[Entries from a dataset]
━━━━━━━━━━

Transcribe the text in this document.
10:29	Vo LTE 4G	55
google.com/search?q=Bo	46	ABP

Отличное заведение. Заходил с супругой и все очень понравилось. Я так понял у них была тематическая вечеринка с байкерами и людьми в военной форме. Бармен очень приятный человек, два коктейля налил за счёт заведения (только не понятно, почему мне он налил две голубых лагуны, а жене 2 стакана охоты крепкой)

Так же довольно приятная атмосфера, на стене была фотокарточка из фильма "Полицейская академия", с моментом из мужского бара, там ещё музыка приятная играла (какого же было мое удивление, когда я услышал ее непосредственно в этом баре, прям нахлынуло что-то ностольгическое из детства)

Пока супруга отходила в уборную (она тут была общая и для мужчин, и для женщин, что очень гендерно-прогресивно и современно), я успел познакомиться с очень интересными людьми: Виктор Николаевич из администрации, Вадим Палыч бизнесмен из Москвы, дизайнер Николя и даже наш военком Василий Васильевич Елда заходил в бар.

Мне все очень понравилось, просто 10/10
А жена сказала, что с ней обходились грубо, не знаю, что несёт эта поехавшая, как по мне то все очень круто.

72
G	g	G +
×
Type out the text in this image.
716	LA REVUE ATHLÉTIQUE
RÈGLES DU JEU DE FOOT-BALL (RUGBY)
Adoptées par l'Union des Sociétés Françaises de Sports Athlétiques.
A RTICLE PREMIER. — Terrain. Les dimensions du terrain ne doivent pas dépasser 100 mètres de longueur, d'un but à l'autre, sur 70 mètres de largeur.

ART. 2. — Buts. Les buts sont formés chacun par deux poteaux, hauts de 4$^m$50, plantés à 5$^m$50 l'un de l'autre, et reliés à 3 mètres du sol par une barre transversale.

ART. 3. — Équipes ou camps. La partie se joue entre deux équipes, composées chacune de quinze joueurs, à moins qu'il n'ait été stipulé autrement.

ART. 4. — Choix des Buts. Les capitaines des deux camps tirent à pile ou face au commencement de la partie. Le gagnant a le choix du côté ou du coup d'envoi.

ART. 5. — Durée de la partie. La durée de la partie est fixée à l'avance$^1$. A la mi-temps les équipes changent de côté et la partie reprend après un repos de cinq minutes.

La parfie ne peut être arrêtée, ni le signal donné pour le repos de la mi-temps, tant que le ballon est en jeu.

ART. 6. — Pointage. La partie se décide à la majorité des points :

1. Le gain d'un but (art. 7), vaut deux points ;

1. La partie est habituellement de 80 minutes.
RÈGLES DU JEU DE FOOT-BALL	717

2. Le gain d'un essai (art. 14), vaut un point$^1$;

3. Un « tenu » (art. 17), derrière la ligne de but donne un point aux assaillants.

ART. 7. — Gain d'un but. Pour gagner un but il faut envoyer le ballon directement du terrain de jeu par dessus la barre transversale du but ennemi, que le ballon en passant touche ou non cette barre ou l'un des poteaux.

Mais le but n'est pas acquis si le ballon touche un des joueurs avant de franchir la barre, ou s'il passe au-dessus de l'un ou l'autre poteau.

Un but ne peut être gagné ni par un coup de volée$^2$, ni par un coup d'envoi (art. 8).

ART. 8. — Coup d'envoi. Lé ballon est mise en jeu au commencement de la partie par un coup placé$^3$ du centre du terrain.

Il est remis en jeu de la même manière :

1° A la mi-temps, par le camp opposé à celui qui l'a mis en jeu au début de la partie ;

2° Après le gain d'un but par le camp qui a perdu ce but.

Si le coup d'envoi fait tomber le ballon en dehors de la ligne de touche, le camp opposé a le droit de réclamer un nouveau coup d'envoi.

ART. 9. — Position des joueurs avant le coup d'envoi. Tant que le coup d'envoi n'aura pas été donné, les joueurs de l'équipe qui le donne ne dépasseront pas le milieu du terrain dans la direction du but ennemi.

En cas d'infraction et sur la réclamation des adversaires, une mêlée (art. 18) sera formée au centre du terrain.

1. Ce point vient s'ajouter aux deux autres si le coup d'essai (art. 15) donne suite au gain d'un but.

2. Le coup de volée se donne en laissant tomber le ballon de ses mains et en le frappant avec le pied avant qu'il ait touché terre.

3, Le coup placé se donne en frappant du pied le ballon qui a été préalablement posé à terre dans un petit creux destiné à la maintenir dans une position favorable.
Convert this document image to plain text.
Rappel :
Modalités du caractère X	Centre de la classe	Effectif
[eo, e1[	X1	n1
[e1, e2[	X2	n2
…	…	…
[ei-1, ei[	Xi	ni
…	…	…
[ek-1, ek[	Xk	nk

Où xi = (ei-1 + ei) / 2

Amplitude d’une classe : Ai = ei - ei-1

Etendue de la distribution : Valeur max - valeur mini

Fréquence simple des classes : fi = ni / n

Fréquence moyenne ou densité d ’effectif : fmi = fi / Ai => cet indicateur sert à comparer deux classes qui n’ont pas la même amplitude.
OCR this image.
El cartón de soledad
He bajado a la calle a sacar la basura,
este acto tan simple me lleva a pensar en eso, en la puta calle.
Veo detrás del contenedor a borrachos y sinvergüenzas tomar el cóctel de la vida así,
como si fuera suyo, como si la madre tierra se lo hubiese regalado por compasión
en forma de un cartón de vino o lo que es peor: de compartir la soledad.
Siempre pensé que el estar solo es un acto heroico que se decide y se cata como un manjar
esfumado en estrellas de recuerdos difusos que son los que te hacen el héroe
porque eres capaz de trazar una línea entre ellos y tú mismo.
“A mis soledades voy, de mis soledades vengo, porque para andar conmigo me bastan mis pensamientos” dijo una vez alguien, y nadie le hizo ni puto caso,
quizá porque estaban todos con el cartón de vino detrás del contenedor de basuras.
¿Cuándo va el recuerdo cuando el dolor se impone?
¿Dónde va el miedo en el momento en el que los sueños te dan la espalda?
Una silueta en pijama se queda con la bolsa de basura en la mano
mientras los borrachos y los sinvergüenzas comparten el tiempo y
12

━━━━━━━━━━

● JOB
Each record must be repeated exactly as it is.

● WORKED ANSWER
Transcribe the text in this document.
10:29	Vo LTE 4G	55
google.com/search?q=Bo	46	ABP

Отличное заведение. Заходил с супругой и все очень понравилось. Я так понял у них была тематическая вечеринка с байкерами и людьми в военной форме. Бармен очень приятный человек, два коктейля налил за счёт заведения (только не понятно, почему мне он налил две голубых лагуны, а жене 2 стакана охоты крепкой)

Так же довольно приятная атмосфера, на стене была фотокарточка из фильма "Полицейская академия", с моментом из мужского бара, там ещё музыка приятная играла (какого же было мое удивление, когда я услышал ее непосредственно в этом баре, прям нахлынуло что-то ностольгическое из детства)

Пока супруга отходила в уборную (она тут была общая и для мужчин, и для женщин, что очень гендерно-прогресивно и современно), я успел познакомиться с очень интересными людьми: Виктор Николаевич из администрации, Вадим Палыч бизнесмен из Москвы, дизайнер Николя и даже наш военком Василий Васильевич Елда заходил в бар.

Мне все очень понравилось, просто 10/10
А жена сказала, что с ней обходились грубо, не знаю, что несёт эта поехавшая, как по мне то все очень круто.

72
G	g	G +
×
Type out the text in this image.
716	LA REVUE ATHLÉTIQUE
RÈGLES DU JEU DE FOOT-BALL (RUGBY)
Adoptées par l'Union des Sociétés Françaises de Sports Athlétiques.
A RTICLE PREMIER. — Terrain. Les dimensions du terrain ne doivent pas dépasser 100 mètres de longueur, d'un but à l'autre, sur 70 mètres de largeur.

ART. 2. — Buts. Les buts sont formés chacun par deux poteaux, hauts de 4$^m$50, plantés à 5$^m$50 l'un de l'autre, et reliés à 3 mètres du sol par une barre transversale.

ART. 3. — Équipes ou camps. La partie se joue entre deux équipes, composées chacune de quinze joueurs, à moins qu'il n'ait été stipulé autrement.

ART. 4. — Choix des Buts. Les capitaines des deux camps tirent à pile ou face au commencement de la partie. Le gagnant a le choix du côté ou du coup d'envoi.

ART. 5. — Durée de la partie. La durée de la partie est fixée à l'avance$^1$. A la mi-temps les équipes changent de côté et la partie reprend après un repos de cinq minutes.

La parfie ne peut être arrêtée, ni le signal donné pour le repos de la mi-temps, tant que le ballon est en jeu.

ART. 6. — Pointage. La partie se décide à la majorité des points :

1. Le gain d'un but (art. 7), vaut deux points ;

1. La partie est habituellement de 80 minutes.
RÈGLES DU JEU DE FOOT-BALL	717

2. Le gain d'un essai (art. 14), vaut un point$^1$;

3. Un « tenu » (art. 17), derrière la ligne de but donne un point aux assaillants.

ART. 7. — Gain d'un but. Pour gagner un but il faut envoyer le ballon directement du terrain de jeu par dessus la barre transversale du but ennemi, que le ballon en passant touche ou non cette barre ou l'un des poteaux.

Mais le but n'est pas acquis si le ballon touche un des joueurs avant de franchir la barre, ou s'il passe au-dessus de l'un ou l'autre poteau.

Un but ne peut être gagné ni par un coup de volée$^2$, ni par un coup d'envoi (art. 8).

ART. 8. — Coup d'envoi. Lé ballon est mise en jeu au commencement de la partie par un coup placé$^3$ du centre du terrain.

Il est remis en jeu de la même manière :

1° A la mi-temps, par le camp opposé à celui qui l'a mis en jeu au début de la partie ;

2° Après le gain d'un but par le camp qui a perdu ce but.

Si le coup d'envoi fait tomber le ballon en dehors de la ligne de touche, le camp opposé a le droit de réclamer un nouveau coup d'envoi.

ART. 9. — Position des joueurs avant le coup d'envoi. Tant que le coup d'envoi n'aura pas été donné, les joueurs de l'équipe qui le donne ne dépasseront pas le milieu du terrain dans la direction du but ennemi.

En cas d'infraction et sur la réclamation des adversaires, une mêlée (art. 18) sera formée au centre du terrain.

1. Ce point vient s'ajouter aux deux autres si le coup d'essai (art. 15) donne suite au gain d'un but.

2. Le coup de volée se donne en laissant tomber le ballon de ses mains et en le frappant avec le pied avant qu'il ait touché terre.

3, Le coup placé se donne en frappant du pied le ballon qui a été préalablement posé à terre dans un petit creux destiné à la maintenir dans une position favorable.
Convert this document image to plain text.
Rappel :
Modalités du caractère X	Centre de la classe	Effectif
[eo, e1[	X1	n1
[e1, e2[	X2	n2
…	…	…
[ei-1, ei[	Xi	ni
…	…	…
[ek-1, ek[	Xk	nk

Où xi = (ei-1 + ei) / 2

Amplitude d’une classe : Ai = ei - ei-1

Etendue de la distribution : Valeur max - valeur mini

Fréquence simple des classes : fi = ni / n

Fréquence moyenne ou densité d ’effectif : fmi = fi / Ai => cet indicateur sert à comparer deux classes qui n’ont pas la même amplitude.
OCR this image.
El cartón de soledad
He bajado a la calle a sacar la basura,
este acto tan simple me lleva a pensar en eso, en la puta calle.
Veo detrás del contenedor a borrachos y sinvergüenzas tomar el cóctel de la vida así,
como si fuera suyo, como si la madre tierra se lo hubiese regalado por compasión
en forma de un cartón de vino o lo que es peor: de compartir la soledad.
Siempre pensé que el estar solo es un acto heroico que se decide y se cata como un manjar
esfumado en estrellas de recuerdos difusos que son los que te hacen el héroe
porque eres capaz de trazar una línea entre ellos y tú mismo.
“A mis soledades voy, de mis soledades vengo, porque para andar conmigo me bastan mis pensamientos” dijo una vez alguien, y nadie le hizo ni puto caso,
quizá porque estaban todos con el cartón de vino detrás del contenedor de basuras.
¿Cuándo va el recuerdo cuando el dolor se impone?
¿Dónde va el miedo en el momento en el que los sueños te dan la espalda?
Una silueta en pijama se queda con la bolsa de basura en la mano
mientras los borrachos y los sinvergüenzas comparten el tiempo y
12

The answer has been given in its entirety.